• [Required task]: Write out every entry exactly as it appears.
##### Data rows #####
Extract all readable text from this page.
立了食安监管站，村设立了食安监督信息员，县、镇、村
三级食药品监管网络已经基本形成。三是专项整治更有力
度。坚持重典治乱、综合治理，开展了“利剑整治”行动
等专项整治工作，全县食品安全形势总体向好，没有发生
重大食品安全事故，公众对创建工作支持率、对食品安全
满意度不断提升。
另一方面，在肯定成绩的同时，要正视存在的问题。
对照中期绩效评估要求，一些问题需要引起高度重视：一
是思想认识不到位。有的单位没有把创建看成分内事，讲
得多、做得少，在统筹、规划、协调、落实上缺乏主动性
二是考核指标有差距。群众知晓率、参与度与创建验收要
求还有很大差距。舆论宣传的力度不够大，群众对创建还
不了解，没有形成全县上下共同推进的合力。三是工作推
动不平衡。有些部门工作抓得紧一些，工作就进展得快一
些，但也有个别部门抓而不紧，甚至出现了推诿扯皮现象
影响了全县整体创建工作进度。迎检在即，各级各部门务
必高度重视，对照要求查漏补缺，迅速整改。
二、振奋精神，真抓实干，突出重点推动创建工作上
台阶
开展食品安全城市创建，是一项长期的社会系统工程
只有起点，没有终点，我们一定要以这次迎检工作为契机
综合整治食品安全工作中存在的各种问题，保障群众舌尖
#####
• [Answer for the task]:
Extract all readable text from this page.
立了食安监管站，村设立了食安监督信息员，县、镇、村
三级食药品监管网络已经基本形成。三是专项整治更有力
度。坚持重典治乱、综合治理，开展了“利剑整治”行动
等专项整治工作，全县食品安全形势总体向好，没有发生
重大食品安全事故，公众对创建工作支持率、对食品安全
满意度不断提升。
另一方面，在肯定成绩的同时，要正视存在的问题。
对照中期绩效评估要求，一些问题需要引起高度重视：一
是思想认识不到位。有的单位没有把创建看成分内事，讲
得多、做得少，在统筹、规划、协调、落实上缺乏主动性
二是考核指标有差距。群众知晓率、参与度与创建验收要
求还有很大差距。舆论宣传的力度不够大，群众对创建还
不了解，没有形成全县上下共同推进的合力。三是工作推
动不平衡。有些部门工作抓得紧一些，工作就进展得快一
些，但也有个别部门抓而不紧，甚至出现了推诿扯皮现象
影响了全县整体创建工作进度。迎检在即，各级各部门务
必高度重视，对照要求查漏补缺，迅速整改。
二、振奋精神，真抓实干，突出重点推动创建工作上
台阶
开展食品安全城市创建，是一项长期的社会系统工程
只有起点，没有终点，我们一定要以这次迎检工作为契机
综合整治食品安全工作中存在的各种问题，保障群众舌尖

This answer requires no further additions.